## EXERCISE INPUT:
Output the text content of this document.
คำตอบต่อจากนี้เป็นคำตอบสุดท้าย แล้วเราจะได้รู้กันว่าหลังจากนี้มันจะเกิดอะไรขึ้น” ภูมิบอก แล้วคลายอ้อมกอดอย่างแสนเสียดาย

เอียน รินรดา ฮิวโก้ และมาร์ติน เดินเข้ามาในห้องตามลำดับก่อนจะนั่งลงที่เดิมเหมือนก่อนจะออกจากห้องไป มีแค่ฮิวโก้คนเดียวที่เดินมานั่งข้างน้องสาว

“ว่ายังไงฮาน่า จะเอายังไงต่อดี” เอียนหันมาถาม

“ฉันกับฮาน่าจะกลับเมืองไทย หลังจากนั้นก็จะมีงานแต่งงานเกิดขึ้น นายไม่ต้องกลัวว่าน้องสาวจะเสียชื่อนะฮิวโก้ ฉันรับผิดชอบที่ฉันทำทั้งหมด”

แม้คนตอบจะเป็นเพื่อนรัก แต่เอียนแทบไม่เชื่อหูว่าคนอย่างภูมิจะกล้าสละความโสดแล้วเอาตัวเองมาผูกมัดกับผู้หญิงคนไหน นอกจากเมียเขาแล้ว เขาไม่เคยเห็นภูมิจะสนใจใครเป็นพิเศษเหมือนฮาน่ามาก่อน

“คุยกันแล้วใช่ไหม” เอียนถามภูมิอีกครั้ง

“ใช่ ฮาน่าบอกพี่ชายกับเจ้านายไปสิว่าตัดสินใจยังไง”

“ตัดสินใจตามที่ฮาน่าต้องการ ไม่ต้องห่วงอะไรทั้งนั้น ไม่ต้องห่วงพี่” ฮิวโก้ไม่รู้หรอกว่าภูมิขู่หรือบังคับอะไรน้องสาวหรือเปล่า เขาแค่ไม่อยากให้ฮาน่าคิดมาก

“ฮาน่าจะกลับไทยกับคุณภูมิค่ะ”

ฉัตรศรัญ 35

## WHAT IS BEING ASKED:
Transcribe the records above exactly as they appear.

## EXERCISE SOLUTION:
Output the text content of this document.
คำตอบต่อจากนี้เป็นคำตอบสุดท้าย แล้วเราจะได้รู้กันว่าหลังจากนี้มันจะเกิดอะไรขึ้น” ภูมิบอก แล้วคลายอ้อมกอดอย่างแสนเสียดาย

เอียน รินรดา ฮิวโก้ และมาร์ติน เดินเข้ามาในห้องตามลำดับก่อนจะนั่งลงที่เดิมเหมือนก่อนจะออกจากห้องไป มีแค่ฮิวโก้คนเดียวที่เดินมานั่งข้างน้องสาว

“ว่ายังไงฮาน่า จะเอายังไงต่อดี” เอียนหันมาถาม

“ฉันกับฮาน่าจะกลับเมืองไทย หลังจากนั้นก็จะมีงานแต่งงานเกิดขึ้น นายไม่ต้องกลัวว่าน้องสาวจะเสียชื่อนะฮิวโก้ ฉันรับผิดชอบที่ฉันทำทั้งหมด”

แม้คนตอบจะเป็นเพื่อนรัก แต่เอียนแทบไม่เชื่อหูว่าคนอย่างภูมิจะกล้าสละความโสดแล้วเอาตัวเองมาผูกมัดกับผู้หญิงคนไหน นอกจากเมียเขาแล้ว เขาไม่เคยเห็นภูมิจะสนใจใครเป็นพิเศษเหมือนฮาน่ามาก่อน

“คุยกันแล้วใช่ไหม” เอียนถามภูมิอีกครั้ง

“ใช่ ฮาน่าบอกพี่ชายกับเจ้านายไปสิว่าตัดสินใจยังไง”

“ตัดสินใจตามที่ฮาน่าต้องการ ไม่ต้องห่วงอะไรทั้งนั้น ไม่ต้องห่วงพี่” ฮิวโก้ไม่รู้หรอกว่าภูมิขู่หรือบังคับอะไรน้องสาวหรือเปล่า เขาแค่ไม่อยากให้ฮาน่าคิดมาก

“ฮาน่าจะกลับไทยกับคุณภูมิค่ะ”

ฉัตรศรัญ 35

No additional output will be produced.